> [Task details] Show every line where "بنظيره" occurs.

> [Exercise material]
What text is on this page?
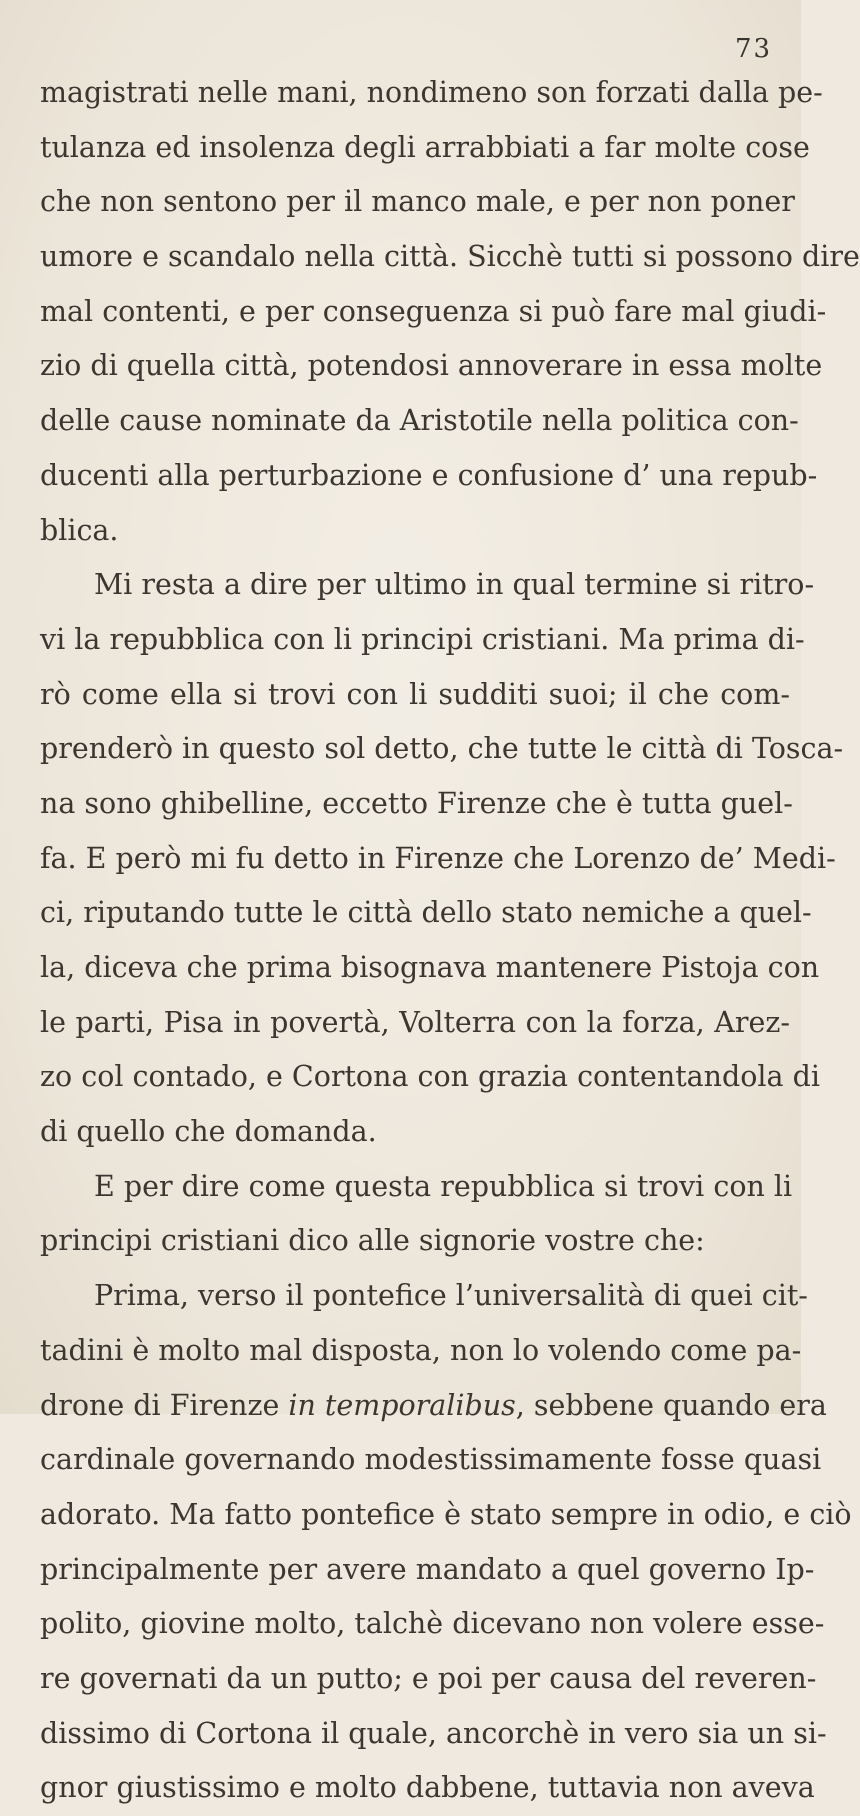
73
magistrati nelle mani, nondimeno son forzati dalla pe-
tulanza ed insolenza degli arrabbiati a far molte cose
che non sentono per il manco male, e per non poner
umore e scandalo nella città. Sicchè tutti si possono dire
mal contenti, e per conseguenza si può fare mal giudi-
zio di quella città, potendosi annoverare in essa molte
delle cause nominate da Aristotile nella politica con-
ducenti alla perturbazione e confusione d’ una repub-
blica.
Mi resta a dire per ultimo in qual termine si ritro-
vi la repubblica con li principi cristiani. Ma prima di-
rò come ella si trovi con li sudditi suoi; il che com-
prenderò in questo sol detto, che tutte le città di Tosca-
na sono ghibelline, eccetto Firenze che è tutta guel-
fa. E però mi fu detto in Firenze che Lorenzo de’ Medi-
ci, riputando tutte le città dello stato nemiche a quel-
la, diceva che prima bisognava mantenere Pistoja con
le parti, Pisa in povertà, Volterra con la forza, Arez-
zo col contado, e Cortona con grazia contentandola di
di quello che domanda.
E per dire come questa repubblica si trovi con li
principi cristiani dico alle signorie vostre che:
Prima, verso il pontefice l’universalità di quei cit-
tadini è molto mal disposta, non lo volendo come pa-
drone di Firenze in temporalibus, sebbene quando era
cardinale governando modestissimamente fosse quasi
adorato. Ma fatto pontefice è stato sempre in odio, e ciò
principalmente per avere mandato a quel governo Ip-
polito, giovine molto, talchè dicevano non volere esse-
re governati da un putto; e poi per causa del reveren-
dissimo di Cortona il quale, ancorchè in vero sia un si-
gnor giustissimo e molto dabbene, tuttavia non aveva
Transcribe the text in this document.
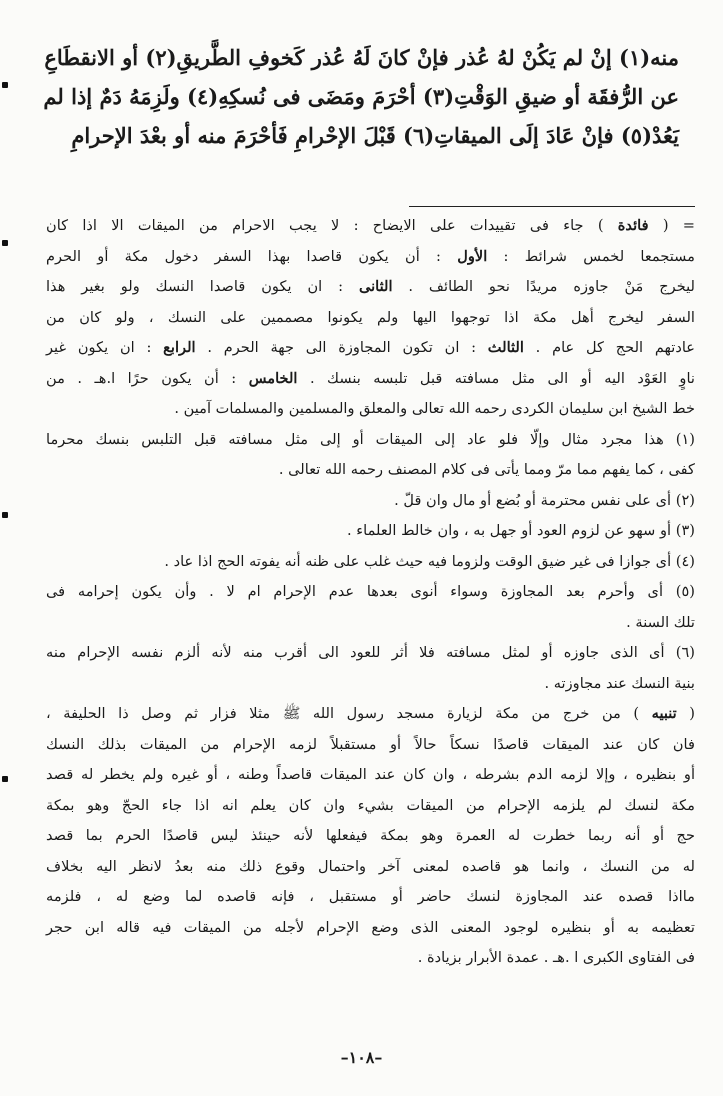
منه(١) إنْ لم يَكُنْ لهُ عُذر فإنْ كانَ لَهُ عُذر كَخوفِ الطَّريقِ(٢) أو الانقطَاعِ
عن الرُّفقَة أو ضيقِ الوَقْتِ(٣) أحْرَمَ ومَضَى فى نُسكِهِ(٤) ولَزِمَهُ دَمٌ إذا لم
يَعُدْ(٥) فإنْ عَادَ إلَى الميقاتِ(٦) قَبْلَ الإحْرامِ فَأحْرَمَ منه أو بعْدَ الإحرامِ
= ( فائدة ) جاء فى تقييدات على الايضاح : لا يجب الاحرام من الميقات الا اذا كان
مستجمعا لخمس شرائط : الأول : أن يكون قاصدا بهذا السفر دخول مكة أو الحرم
ليخرج مَنْ جاوزه مريدًا نحو الطائف . الثانى : ان يكون قاصدا النسك ولو بغير هذا
السفر ليخرج أهل مكة اذا توجهوا اليها ولم يكونوا مصممين على النسك ، ولو كان من
عادتهم الحج كل عام . الثالث : ان تكون المجاوزة الى جهة الحرم . الرابع : ان يكون غير
ناوٍ العَوْد اليه أو الى مثل مسافته قبل تلبسه بنسك . الخامس : أن يكون حرًا ا.هـ . من
خط الشيخ ابن سليمان الكردى رحمه الله تعالى والمعلق والمسلمين والمسلمات آمين .
(١) هذا مجرد مثال وإلّا فلو عاد إلى الميقات أو إلى مثل مسافته قبل التلبس بنسك محرما
كفى ، كما يفهم مما مرّ ومما يأتى فى كلام المصنف رحمه الله تعالى .
(٢) أى على نفس محترمة أو بُضع أو مال وان قلّ .
(٣) أو سهو عن لزوم العود أو جهل به ، وان خالط العلماء .
(٤) أى جوازا فى غير ضيق الوقت ولزوما فيه حيث غلب على ظنه أنه يفوته الحج اذا عاد .
(٥) أى وأحرم بعد المجاوزة وسواء أنوى بعدها عدم الإحرام ام لا . وأن يكون إحرامه فى
تلك السنة .
(٦) أى الذى جاوزه أو لمثل مسافته فلا أثر للعود الى أقرب منه لأنه ألزم نفسه الإحرام منه
بنية النسك عند مجاوزته .
( تنبيه ) من خرج من مكة لزيارة مسجد رسول الله ﷺ مثلا فزار ثم وصل ذا الحليفة ،
فان كان عند الميقات قاصدًا نسكاً حالاً أو مستقبلاً لزمه الإحرام من الميقات بذلك النسك
أو بنظيره ، وإلا لزمه الدم بشرطه ، وان كان عند الميقات قاصداً وطنه ، أو غيره ولم يخطر له قصد
مكة لنسك لم يلزمه الإحرام من الميقات بشيء وان كان يعلم انه اذا جاء الحجّ وهو بمكة
حج أو أنه ربما خطرت له العمرة وهو بمكة فيفعلها لأنه حينئذ ليس قاصدًا الحرم بما قصد
له من النسك ، وانما هو قاصده لمعنى آخر واحتمال وقوع ذلك منه بعدُ لانظر اليه بخلاف
مااذا قصده عند المجاوزة لنسك حاضر أو مستقبل ، فإنه قاصده لما وضع له ، فلزمه
تعظيمه به أو بنظيره لوجود المعنى الذى وضع الإحرام لأجله من الميقات فيه قاله ابن حجر
فى الفتاوى الكبرى ا .هـ . عمدة الأبرار بزيادة .
–١٠٨–
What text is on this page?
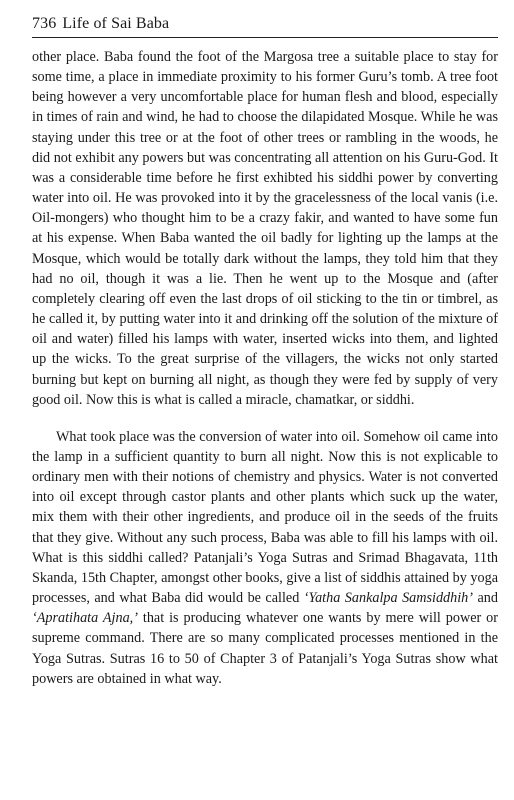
736 Life of Sai Baba

other place. Baba found the foot of the Margosa tree a suitable place to stay for some time, a place in immediate proximity to his former Guru’s tomb. A tree foot being however a very uncomfortable place for human flesh and blood, especially in times of rain and wind, he had to choose the dilapidated Mosque. While he was staying under this tree or at the foot of other trees or rambling in the woods, he did not exhibit any powers but was concentrating all attention on his Guru-God. It was a considerable time before he first exhibted his siddhi power by converting water into oil. He was provoked into it by the gracelessness of the local vanis (i.e. Oil-mongers) who thought him to be a crazy fakir, and wanted to have some fun at his expense. When Baba wanted the oil badly for lighting up the lamps at the Mosque, which would be totally dark without the lamps, they told him that they had no oil, though it was a lie. Then he went up to the Mosque and (after completely clearing off even the last drops of oil sticking to the tin or timbrel, as he called it, by putting water into it and drinking off the solution of the mixture of oil and water) filled his lamps with water, inserted wicks into them, and lighted up the wicks. To the great surprise of the villagers, the wicks not only started burning but kept on burning all night, as though they were fed by supply of very good oil. Now this is what is called a miracle, chamatkar, or siddhi.

What took place was the conversion of water into oil. Somehow oil came into the lamp in a sufficient quantity to burn all night. Now this is not explicable to ordinary men with their notions of chemistry and physics. Water is not converted into oil except through castor plants and other plants which suck up the water, mix them with their other ingredients, and produce oil in the seeds of the fruits that they give. Without any such process, Baba was able to fill his lamps with oil. What is this siddhi called? Patanjali’s Yoga Sutras and Srimad Bhagavata, 11th Skanda, 15th Chapter, amongst other books, give a list of siddhis attained by yoga processes, and what Baba did would be called ‘Yatha Sankalpa Samsiddhih’ and ‘Apratihata Ajna,’ that is producing whatever one wants by mere will power or supreme command. There are so many complicated processes mentioned in the Yoga Sutras. Sutras 16 to 50 of Chapter 3 of Patanjali’s Yoga Sutras show what powers are obtained in what way.
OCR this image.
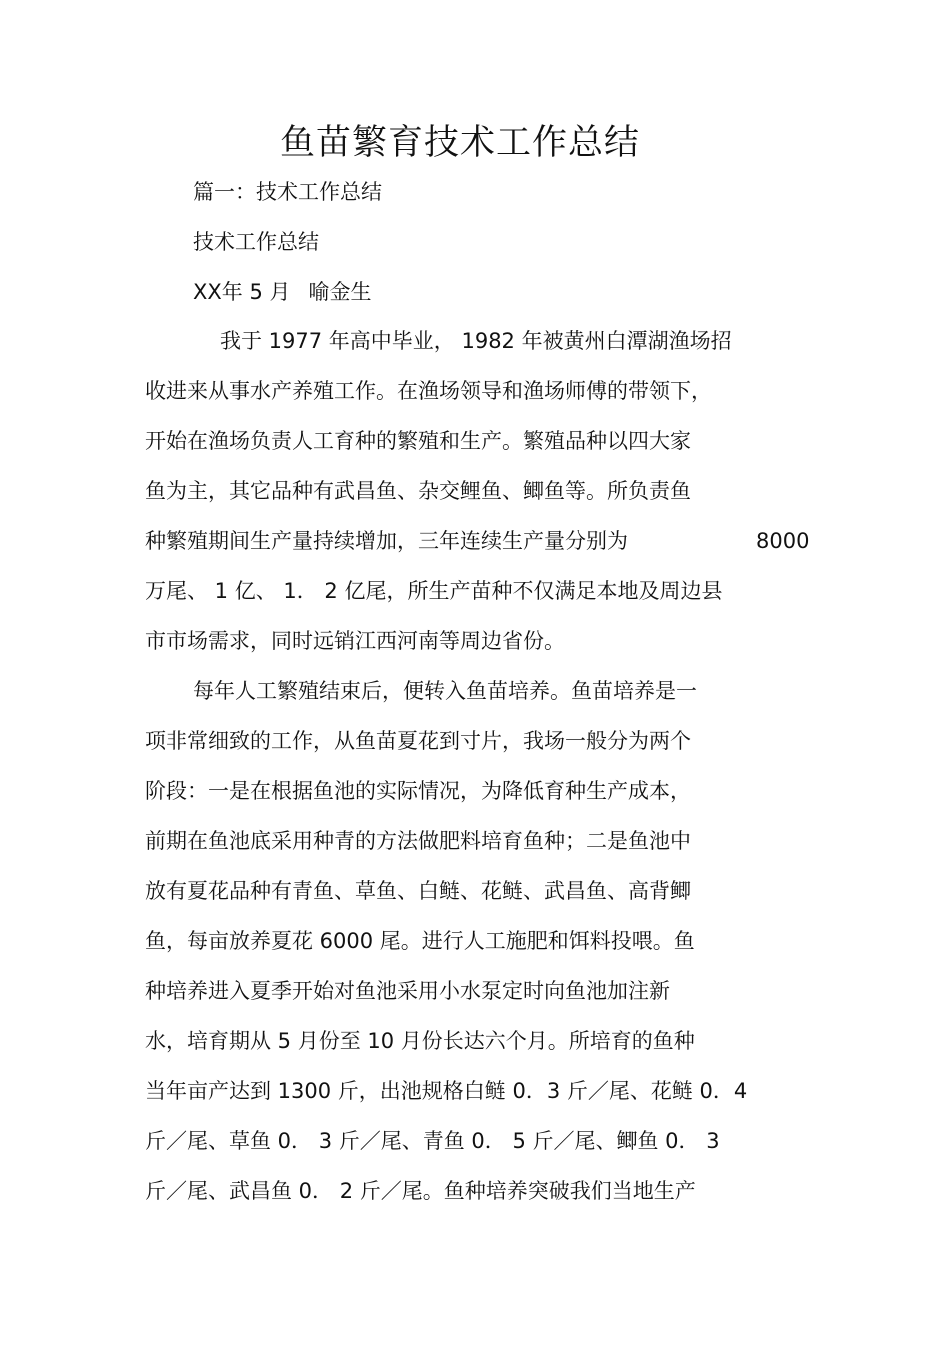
鱼苗繁育技术工作总结
篇一：技术工作总结
技术工作总结
XX年 5 月 喻金生
我于 1977 年高中毕业， 1982 年被黄州白潭湖渔场招
收进来从事水产养殖工作。在渔场领导和渔场师傅的带领下，
开始在渔场负责人工育种的繁殖和生产。繁殖品种以四大家
鱼为主，其它品种有武昌鱼、杂交鲤鱼、鲫鱼等。所负责鱼
种繁殖期间生产量持续增加，三年连续生产量分别为	8000
万尾、 1 亿、 1． 2 亿尾，所生产苗种不仅满足本地及周边县
市市场需求，同时远销江西河南等周边省份。
每年人工繁殖结束后，便转入鱼苗培养。鱼苗培养是一
项非常细致的工作，从鱼苗夏花到寸片，我场一般分为两个
阶段：一是在根据鱼池的实际情况，为降低育种生产成本，
前期在鱼池底采用种青的方法做肥料培育鱼种；二是鱼池中
放有夏花品种有青鱼、草鱼、白鲢、花鲢、武昌鱼、高背鲫
鱼，每亩放养夏花 6000 尾。进行人工施肥和饵料投喂。鱼
种培养进入夏季开始对鱼池采用小水泵定时向鱼池加注新
水，培育期从 5 月份至 10 月份长达六个月。所培育的鱼种
当年亩产达到 1300 斤，出池规格白鲢 0．3 斤／尾、花鲢 0．4
斤／尾、草鱼 0． 3 斤／尾、青鱼 0． 5 斤／尾、鲫鱼 0． 3
斤／尾、武昌鱼 0． 2 斤／尾。鱼种培养突破我们当地生产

> [Answer for this exercise]
أو بنظيره ، وإلا لزمه الدم بشرطه ، وان كان عند الميقات قاصداً وطنه ، أو غيره ولم يخطر له قصد
تعظيمه به أو بنظيره لوجود المعنى الذى وضع الإحرام لأجله من الميقات فيه قاله ابن حجر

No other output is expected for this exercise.